- _Given instruction_
Print every record below exactly as written.

= = = =

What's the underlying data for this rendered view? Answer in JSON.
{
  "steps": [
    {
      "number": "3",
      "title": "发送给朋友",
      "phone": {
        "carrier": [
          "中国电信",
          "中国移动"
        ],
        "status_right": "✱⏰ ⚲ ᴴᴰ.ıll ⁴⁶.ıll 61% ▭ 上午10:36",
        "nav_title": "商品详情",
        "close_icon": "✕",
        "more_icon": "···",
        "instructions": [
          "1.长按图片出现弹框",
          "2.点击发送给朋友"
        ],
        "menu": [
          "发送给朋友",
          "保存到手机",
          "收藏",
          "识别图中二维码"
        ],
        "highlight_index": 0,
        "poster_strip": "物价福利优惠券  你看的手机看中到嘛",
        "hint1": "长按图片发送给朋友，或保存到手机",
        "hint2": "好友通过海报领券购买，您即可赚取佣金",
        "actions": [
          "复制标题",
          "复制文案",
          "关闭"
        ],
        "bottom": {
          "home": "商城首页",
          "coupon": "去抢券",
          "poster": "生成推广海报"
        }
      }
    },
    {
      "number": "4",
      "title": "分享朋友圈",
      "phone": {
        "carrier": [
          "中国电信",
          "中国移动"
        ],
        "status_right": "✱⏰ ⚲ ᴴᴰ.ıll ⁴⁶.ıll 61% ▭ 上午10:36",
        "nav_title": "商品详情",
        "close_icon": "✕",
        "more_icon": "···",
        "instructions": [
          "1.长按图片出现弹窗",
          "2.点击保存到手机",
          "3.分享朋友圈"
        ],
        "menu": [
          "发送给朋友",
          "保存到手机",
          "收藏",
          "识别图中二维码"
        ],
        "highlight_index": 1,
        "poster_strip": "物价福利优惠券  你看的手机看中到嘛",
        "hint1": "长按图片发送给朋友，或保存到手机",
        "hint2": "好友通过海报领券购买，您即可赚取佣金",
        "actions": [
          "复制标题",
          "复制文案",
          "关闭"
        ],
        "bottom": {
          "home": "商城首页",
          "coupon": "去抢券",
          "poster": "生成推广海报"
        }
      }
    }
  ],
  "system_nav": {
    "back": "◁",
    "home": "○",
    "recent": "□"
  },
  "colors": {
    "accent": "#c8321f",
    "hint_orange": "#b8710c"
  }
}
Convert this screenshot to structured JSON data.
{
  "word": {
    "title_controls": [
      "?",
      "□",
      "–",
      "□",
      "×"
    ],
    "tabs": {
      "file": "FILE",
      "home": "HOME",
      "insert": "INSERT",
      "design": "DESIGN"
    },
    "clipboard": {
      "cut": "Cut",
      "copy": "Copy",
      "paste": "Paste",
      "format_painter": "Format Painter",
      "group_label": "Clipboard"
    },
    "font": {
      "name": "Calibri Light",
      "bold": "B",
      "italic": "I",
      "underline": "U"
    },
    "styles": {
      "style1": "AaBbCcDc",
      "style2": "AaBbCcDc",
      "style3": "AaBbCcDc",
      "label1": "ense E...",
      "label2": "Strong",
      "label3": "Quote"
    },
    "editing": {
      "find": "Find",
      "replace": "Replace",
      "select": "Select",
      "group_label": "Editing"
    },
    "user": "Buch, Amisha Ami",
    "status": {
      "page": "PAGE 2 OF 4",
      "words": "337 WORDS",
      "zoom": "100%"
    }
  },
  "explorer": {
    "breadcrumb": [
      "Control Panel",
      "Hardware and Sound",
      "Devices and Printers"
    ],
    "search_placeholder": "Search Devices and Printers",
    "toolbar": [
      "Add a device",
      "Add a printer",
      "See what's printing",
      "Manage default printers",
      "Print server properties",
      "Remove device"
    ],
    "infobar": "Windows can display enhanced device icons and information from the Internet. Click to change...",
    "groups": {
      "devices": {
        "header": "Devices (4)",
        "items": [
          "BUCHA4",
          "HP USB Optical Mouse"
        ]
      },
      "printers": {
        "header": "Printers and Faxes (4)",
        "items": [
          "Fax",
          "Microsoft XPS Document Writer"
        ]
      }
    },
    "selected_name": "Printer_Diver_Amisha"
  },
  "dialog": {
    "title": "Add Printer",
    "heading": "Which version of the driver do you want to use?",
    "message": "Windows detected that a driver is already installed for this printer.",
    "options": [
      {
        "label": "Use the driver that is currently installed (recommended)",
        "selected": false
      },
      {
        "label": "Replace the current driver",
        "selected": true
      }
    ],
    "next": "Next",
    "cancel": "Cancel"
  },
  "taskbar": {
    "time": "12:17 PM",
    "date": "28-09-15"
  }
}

= = = =

- _Written answer_
What's the underlying data for this rendered view? Answer in JSON.
{
  "steps": [
    {
      "number": "3",
      "title": "发送给朋友",
      "phone": {
        "carrier": [
          "中国电信",
          "中国移动"
        ],
        "status_right": "✱⏰ ⚲ ᴴᴰ.ıll ⁴⁶.ıll 61% ▭ 上午10:36",
        "nav_title": "商品详情",
        "close_icon": "✕",
        "more_icon": "···",
        "instructions": [
          "1.长按图片出现弹框",
          "2.点击发送给朋友"
        ],
        "menu": [
          "发送给朋友",
          "保存到手机",
          "收藏",
          "识别图中二维码"
        ],
        "highlight_index": 0,
        "poster_strip": "物价福利优惠券  你看的手机看中到嘛",
        "hint1": "长按图片发送给朋友，或保存到手机",
        "hint2": "好友通过海报领券购买，您即可赚取佣金",
        "actions": [
          "复制标题",
          "复制文案",
          "关闭"
        ],
        "bottom": {
          "home": "商城首页",
          "coupon": "去抢券",
          "poster": "生成推广海报"
        }
      }
    },
    {
      "number": "4",
      "title": "分享朋友圈",
      "phone": {
        "carrier": [
          "中国电信",
          "中国移动"
        ],
        "status_right": "✱⏰ ⚲ ᴴᴰ.ıll ⁴⁶.ıll 61% ▭ 上午10:36",
        "nav_title": "商品详情",
        "close_icon": "✕",
        "more_icon": "···",
        "instructions": [
          "1.长按图片出现弹窗",
          "2.点击保存到手机",
          "3.分享朋友圈"
        ],
        "menu": [
          "发送给朋友",
          "保存到手机",
          "收藏",
          "识别图中二维码"
        ],
        "highlight_index": 1,
        "poster_strip": "物价福利优惠券  你看的手机看中到嘛",
        "hint1": "长按图片发送给朋友，或保存到手机",
        "hint2": "好友通过海报领券购买，您即可赚取佣金",
        "actions": [
          "复制标题",
          "复制文案",
          "关闭"
        ],
        "bottom": {
          "home": "商城首页",
          "coupon": "去抢券",
          "poster": "生成推广海报"
        }
      }
    }
  ],
  "system_nav": {
    "back": "◁",
    "home": "○",
    "recent": "□"
  },
  "colors": {
    "accent": "#c8321f",
    "hint_orange": "#b8710c"
  }
}
Convert this screenshot to structured JSON data.
{
  "word": {
    "title_controls": [
      "?",
      "□",
      "–",
      "□",
      "×"
    ],
    "tabs": {
      "file": "FILE",
      "home": "HOME",
      "insert": "INSERT",
      "design": "DESIGN"
    },
    "clipboard": {
      "cut": "Cut",
      "copy": "Copy",
      "paste": "Paste",
      "format_painter": "Format Painter",
      "group_label": "Clipboard"
    },
    "font": {
      "name": "Calibri Light",
      "bold": "B",
      "italic": "I",
      "underline": "U"
    },
    "styles": {
      "style1": "AaBbCcDc",
      "style2": "AaBbCcDc",
      "style3": "AaBbCcDc",
      "label1": "ense E...",
      "label2": "Strong",
      "label3": "Quote"
    },
    "editing": {
      "find": "Find",
      "replace": "Replace",
      "select": "Select",
      "group_label": "Editing"
    },
    "user": "Buch, Amisha Ami",
    "status": {
      "page": "PAGE 2 OF 4",
      "words": "337 WORDS",
      "zoom": "100%"
    }
  },
  "explorer": {
    "breadcrumb": [
      "Control Panel",
      "Hardware and Sound",
      "Devices and Printers"
    ],
    "search_placeholder": "Search Devices and Printers",
    "toolbar": [
      "Add a device",
      "Add a printer",
      "See what's printing",
      "Manage default printers",
      "Print server properties",
      "Remove device"
    ],
    "infobar": "Windows can display enhanced device icons and information from the Internet. Click to change...",
    "groups": {
      "devices": {
        "header": "Devices (4)",
        "items": [
          "BUCHA4",
          "HP USB Optical Mouse"
        ]
      },
      "printers": {
        "header": "Printers and Faxes (4)",
        "items": [
          "Fax",
          "Microsoft XPS Document Writer"
        ]
      }
    },
    "selected_name": "Printer_Diver_Amisha"
  },
  "dialog": {
    "title": "Add Printer",
    "heading": "Which version of the driver do you want to use?",
    "message": "Windows detected that a driver is already installed for this printer.",
    "options": [
      {
        "label": "Use the driver that is currently installed (recommended)",
        "selected": false
      },
      {
        "label": "Replace the current driver",
        "selected": true
      }
    ],
    "next": "Next",
    "cancel": "Cancel"
  },
  "taskbar": {
    "time": "12:17 PM",
    "date": "28-09-15"
  }
}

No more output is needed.